Data records
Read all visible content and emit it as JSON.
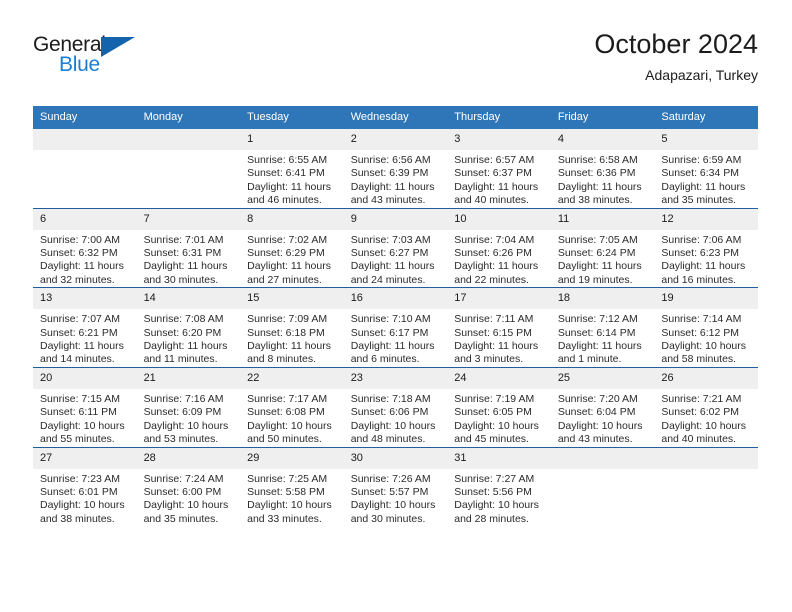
{
  "brand": {
    "name_part1": "General",
    "name_part2": "Blue",
    "logo_icon": "triangle-flag-icon",
    "colors": {
      "dark_text": "#1c1c1c",
      "blue_text": "#1c7fd4",
      "triangle": "#1464ad"
    }
  },
  "header": {
    "title": "October 2024",
    "subtitle": "Adapazari, Turkey"
  },
  "calendar": {
    "header_bg": "#2f76b8",
    "row_divider": "#1f5fa0",
    "daynum_bg": "#efefef",
    "weekdays": [
      "Sunday",
      "Monday",
      "Tuesday",
      "Wednesday",
      "Thursday",
      "Friday",
      "Saturday"
    ],
    "weeks": [
      [
        {
          "day": "",
          "sunrise": "",
          "sunset": "",
          "daylight": "",
          "blank": true
        },
        {
          "day": "",
          "sunrise": "",
          "sunset": "",
          "daylight": "",
          "blank": true
        },
        {
          "day": "1",
          "sunrise": "Sunrise: 6:55 AM",
          "sunset": "Sunset: 6:41 PM",
          "daylight": "Daylight: 11 hours and 46 minutes."
        },
        {
          "day": "2",
          "sunrise": "Sunrise: 6:56 AM",
          "sunset": "Sunset: 6:39 PM",
          "daylight": "Daylight: 11 hours and 43 minutes."
        },
        {
          "day": "3",
          "sunrise": "Sunrise: 6:57 AM",
          "sunset": "Sunset: 6:37 PM",
          "daylight": "Daylight: 11 hours and 40 minutes."
        },
        {
          "day": "4",
          "sunrise": "Sunrise: 6:58 AM",
          "sunset": "Sunset: 6:36 PM",
          "daylight": "Daylight: 11 hours and 38 minutes."
        },
        {
          "day": "5",
          "sunrise": "Sunrise: 6:59 AM",
          "sunset": "Sunset: 6:34 PM",
          "daylight": "Daylight: 11 hours and 35 minutes."
        }
      ],
      [
        {
          "day": "6",
          "sunrise": "Sunrise: 7:00 AM",
          "sunset": "Sunset: 6:32 PM",
          "daylight": "Daylight: 11 hours and 32 minutes."
        },
        {
          "day": "7",
          "sunrise": "Sunrise: 7:01 AM",
          "sunset": "Sunset: 6:31 PM",
          "daylight": "Daylight: 11 hours and 30 minutes."
        },
        {
          "day": "8",
          "sunrise": "Sunrise: 7:02 AM",
          "sunset": "Sunset: 6:29 PM",
          "daylight": "Daylight: 11 hours and 27 minutes."
        },
        {
          "day": "9",
          "sunrise": "Sunrise: 7:03 AM",
          "sunset": "Sunset: 6:27 PM",
          "daylight": "Daylight: 11 hours and 24 minutes."
        },
        {
          "day": "10",
          "sunrise": "Sunrise: 7:04 AM",
          "sunset": "Sunset: 6:26 PM",
          "daylight": "Daylight: 11 hours and 22 minutes."
        },
        {
          "day": "11",
          "sunrise": "Sunrise: 7:05 AM",
          "sunset": "Sunset: 6:24 PM",
          "daylight": "Daylight: 11 hours and 19 minutes."
        },
        {
          "day": "12",
          "sunrise": "Sunrise: 7:06 AM",
          "sunset": "Sunset: 6:23 PM",
          "daylight": "Daylight: 11 hours and 16 minutes."
        }
      ],
      [
        {
          "day": "13",
          "sunrise": "Sunrise: 7:07 AM",
          "sunset": "Sunset: 6:21 PM",
          "daylight": "Daylight: 11 hours and 14 minutes."
        },
        {
          "day": "14",
          "sunrise": "Sunrise: 7:08 AM",
          "sunset": "Sunset: 6:20 PM",
          "daylight": "Daylight: 11 hours and 11 minutes."
        },
        {
          "day": "15",
          "sunrise": "Sunrise: 7:09 AM",
          "sunset": "Sunset: 6:18 PM",
          "daylight": "Daylight: 11 hours and 8 minutes."
        },
        {
          "day": "16",
          "sunrise": "Sunrise: 7:10 AM",
          "sunset": "Sunset: 6:17 PM",
          "daylight": "Daylight: 11 hours and 6 minutes."
        },
        {
          "day": "17",
          "sunrise": "Sunrise: 7:11 AM",
          "sunset": "Sunset: 6:15 PM",
          "daylight": "Daylight: 11 hours and 3 minutes."
        },
        {
          "day": "18",
          "sunrise": "Sunrise: 7:12 AM",
          "sunset": "Sunset: 6:14 PM",
          "daylight": "Daylight: 11 hours and 1 minute."
        },
        {
          "day": "19",
          "sunrise": "Sunrise: 7:14 AM",
          "sunset": "Sunset: 6:12 PM",
          "daylight": "Daylight: 10 hours and 58 minutes."
        }
      ],
      [
        {
          "day": "20",
          "sunrise": "Sunrise: 7:15 AM",
          "sunset": "Sunset: 6:11 PM",
          "daylight": "Daylight: 10 hours and 55 minutes."
        },
        {
          "day": "21",
          "sunrise": "Sunrise: 7:16 AM",
          "sunset": "Sunset: 6:09 PM",
          "daylight": "Daylight: 10 hours and 53 minutes."
        },
        {
          "day": "22",
          "sunrise": "Sunrise: 7:17 AM",
          "sunset": "Sunset: 6:08 PM",
          "daylight": "Daylight: 10 hours and 50 minutes."
        },
        {
          "day": "23",
          "sunrise": "Sunrise: 7:18 AM",
          "sunset": "Sunset: 6:06 PM",
          "daylight": "Daylight: 10 hours and 48 minutes."
        },
        {
          "day": "24",
          "sunrise": "Sunrise: 7:19 AM",
          "sunset": "Sunset: 6:05 PM",
          "daylight": "Daylight: 10 hours and 45 minutes."
        },
        {
          "day": "25",
          "sunrise": "Sunrise: 7:20 AM",
          "sunset": "Sunset: 6:04 PM",
          "daylight": "Daylight: 10 hours and 43 minutes."
        },
        {
          "day": "26",
          "sunrise": "Sunrise: 7:21 AM",
          "sunset": "Sunset: 6:02 PM",
          "daylight": "Daylight: 10 hours and 40 minutes."
        }
      ],
      [
        {
          "day": "27",
          "sunrise": "Sunrise: 7:23 AM",
          "sunset": "Sunset: 6:01 PM",
          "daylight": "Daylight: 10 hours and 38 minutes."
        },
        {
          "day": "28",
          "sunrise": "Sunrise: 7:24 AM",
          "sunset": "Sunset: 6:00 PM",
          "daylight": "Daylight: 10 hours and 35 minutes."
        },
        {
          "day": "29",
          "sunrise": "Sunrise: 7:25 AM",
          "sunset": "Sunset: 5:58 PM",
          "daylight": "Daylight: 10 hours and 33 minutes."
        },
        {
          "day": "30",
          "sunrise": "Sunrise: 7:26 AM",
          "sunset": "Sunset: 5:57 PM",
          "daylight": "Daylight: 10 hours and 30 minutes."
        },
        {
          "day": "31",
          "sunrise": "Sunrise: 7:27 AM",
          "sunset": "Sunset: 5:56 PM",
          "daylight": "Daylight: 10 hours and 28 minutes."
        },
        {
          "day": "",
          "sunrise": "",
          "sunset": "",
          "daylight": "",
          "blank": true
        },
        {
          "day": "",
          "sunrise": "",
          "sunset": "",
          "daylight": "",
          "blank": true
        }
      ]
    ]
  }
}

▶ _Stated problem_: Quote all of the entries word for word, omitting any pictures.

▶ _Written answer_:
Read all visible content and emit it as JSON.
{
  "brand": {
    "name_part1": "General",
    "name_part2": "Blue",
    "logo_icon": "triangle-flag-icon",
    "colors": {
      "dark_text": "#1c1c1c",
      "blue_text": "#1c7fd4",
      "triangle": "#1464ad"
    }
  },
  "header": {
    "title": "October 2024",
    "subtitle": "Adapazari, Turkey"
  },
  "calendar": {
    "header_bg": "#2f76b8",
    "row_divider": "#1f5fa0",
    "daynum_bg": "#efefef",
    "weekdays": [
      "Sunday",
      "Monday",
      "Tuesday",
      "Wednesday",
      "Thursday",
      "Friday",
      "Saturday"
    ],
    "weeks": [
      [
        {
          "day": "",
          "sunrise": "",
          "sunset": "",
          "daylight": "",
          "blank": true
        },
        {
          "day": "",
          "sunrise": "",
          "sunset": "",
          "daylight": "",
          "blank": true
        },
        {
          "day": "1",
          "sunrise": "Sunrise: 6:55 AM",
          "sunset": "Sunset: 6:41 PM",
          "daylight": "Daylight: 11 hours and 46 minutes."
        },
        {
          "day": "2",
          "sunrise": "Sunrise: 6:56 AM",
          "sunset": "Sunset: 6:39 PM",
          "daylight": "Daylight: 11 hours and 43 minutes."
        },
        {
          "day": "3",
          "sunrise": "Sunrise: 6:57 AM",
          "sunset": "Sunset: 6:37 PM",
          "daylight": "Daylight: 11 hours and 40 minutes."
        },
        {
          "day": "4",
          "sunrise": "Sunrise: 6:58 AM",
          "sunset": "Sunset: 6:36 PM",
          "daylight": "Daylight: 11 hours and 38 minutes."
        },
        {
          "day": "5",
          "sunrise": "Sunrise: 6:59 AM",
          "sunset": "Sunset: 6:34 PM",
          "daylight": "Daylight: 11 hours and 35 minutes."
        }
      ],
      [
        {
          "day": "6",
          "sunrise": "Sunrise: 7:00 AM",
          "sunset": "Sunset: 6:32 PM",
          "daylight": "Daylight: 11 hours and 32 minutes."
        },
        {
          "day": "7",
          "sunrise": "Sunrise: 7:01 AM",
          "sunset": "Sunset: 6:31 PM",
          "daylight": "Daylight: 11 hours and 30 minutes."
        },
        {
          "day": "8",
          "sunrise": "Sunrise: 7:02 AM",
          "sunset": "Sunset: 6:29 PM",
          "daylight": "Daylight: 11 hours and 27 minutes."
        },
        {
          "day": "9",
          "sunrise": "Sunrise: 7:03 AM",
          "sunset": "Sunset: 6:27 PM",
          "daylight": "Daylight: 11 hours and 24 minutes."
        },
        {
          "day": "10",
          "sunrise": "Sunrise: 7:04 AM",
          "sunset": "Sunset: 6:26 PM",
          "daylight": "Daylight: 11 hours and 22 minutes."
        },
        {
          "day": "11",
          "sunrise": "Sunrise: 7:05 AM",
          "sunset": "Sunset: 6:24 PM",
          "daylight": "Daylight: 11 hours and 19 minutes."
        },
        {
          "day": "12",
          "sunrise": "Sunrise: 7:06 AM",
          "sunset": "Sunset: 6:23 PM",
          "daylight": "Daylight: 11 hours and 16 minutes."
        }
      ],
      [
        {
          "day": "13",
          "sunrise": "Sunrise: 7:07 AM",
          "sunset": "Sunset: 6:21 PM",
          "daylight": "Daylight: 11 hours and 14 minutes."
        },
        {
          "day": "14",
          "sunrise": "Sunrise: 7:08 AM",
          "sunset": "Sunset: 6:20 PM",
          "daylight": "Daylight: 11 hours and 11 minutes."
        },
        {
          "day": "15",
          "sunrise": "Sunrise: 7:09 AM",
          "sunset": "Sunset: 6:18 PM",
          "daylight": "Daylight: 11 hours and 8 minutes."
        },
        {
          "day": "16",
          "sunrise": "Sunrise: 7:10 AM",
          "sunset": "Sunset: 6:17 PM",
          "daylight": "Daylight: 11 hours and 6 minutes."
        },
        {
          "day": "17",
          "sunrise": "Sunrise: 7:11 AM",
          "sunset": "Sunset: 6:15 PM",
          "daylight": "Daylight: 11 hours and 3 minutes."
        },
        {
          "day": "18",
          "sunrise": "Sunrise: 7:12 AM",
          "sunset": "Sunset: 6:14 PM",
          "daylight": "Daylight: 11 hours and 1 minute."
        },
        {
          "day": "19",
          "sunrise": "Sunrise: 7:14 AM",
          "sunset": "Sunset: 6:12 PM",
          "daylight": "Daylight: 10 hours and 58 minutes."
        }
      ],
      [
        {
          "day": "20",
          "sunrise": "Sunrise: 7:15 AM",
          "sunset": "Sunset: 6:11 PM",
          "daylight": "Daylight: 10 hours and 55 minutes."
        },
        {
          "day": "21",
          "sunrise": "Sunrise: 7:16 AM",
          "sunset": "Sunset: 6:09 PM",
          "daylight": "Daylight: 10 hours and 53 minutes."
        },
        {
          "day": "22",
          "sunrise": "Sunrise: 7:17 AM",
          "sunset": "Sunset: 6:08 PM",
          "daylight": "Daylight: 10 hours and 50 minutes."
        },
        {
          "day": "23",
          "sunrise": "Sunrise: 7:18 AM",
          "sunset": "Sunset: 6:06 PM",
          "daylight": "Daylight: 10 hours and 48 minutes."
        },
        {
          "day": "24",
          "sunrise": "Sunrise: 7:19 AM",
          "sunset": "Sunset: 6:05 PM",
          "daylight": "Daylight: 10 hours and 45 minutes."
        },
        {
          "day": "25",
          "sunrise": "Sunrise: 7:20 AM",
          "sunset": "Sunset: 6:04 PM",
          "daylight": "Daylight: 10 hours and 43 minutes."
        },
        {
          "day": "26",
          "sunrise": "Sunrise: 7:21 AM",
          "sunset": "Sunset: 6:02 PM",
          "daylight": "Daylight: 10 hours and 40 minutes."
        }
      ],
      [
        {
          "day": "27",
          "sunrise": "Sunrise: 7:23 AM",
          "sunset": "Sunset: 6:01 PM",
          "daylight": "Daylight: 10 hours and 38 minutes."
        },
        {
          "day": "28",
          "sunrise": "Sunrise: 7:24 AM",
          "sunset": "Sunset: 6:00 PM",
          "daylight": "Daylight: 10 hours and 35 minutes."
        },
        {
          "day": "29",
          "sunrise": "Sunrise: 7:25 AM",
          "sunset": "Sunset: 5:58 PM",
          "daylight": "Daylight: 10 hours and 33 minutes."
        },
        {
          "day": "30",
          "sunrise": "Sunrise: 7:26 AM",
          "sunset": "Sunset: 5:57 PM",
          "daylight": "Daylight: 10 hours and 30 minutes."
        },
        {
          "day": "31",
          "sunrise": "Sunrise: 7:27 AM",
          "sunset": "Sunset: 5:56 PM",
          "daylight": "Daylight: 10 hours and 28 minutes."
        },
        {
          "day": "",
          "sunrise": "",
          "sunset": "",
          "daylight": "",
          "blank": true
        },
        {
          "day": "",
          "sunrise": "",
          "sunset": "",
          "daylight": "",
          "blank": true
        }
      ]
    ]
  }
}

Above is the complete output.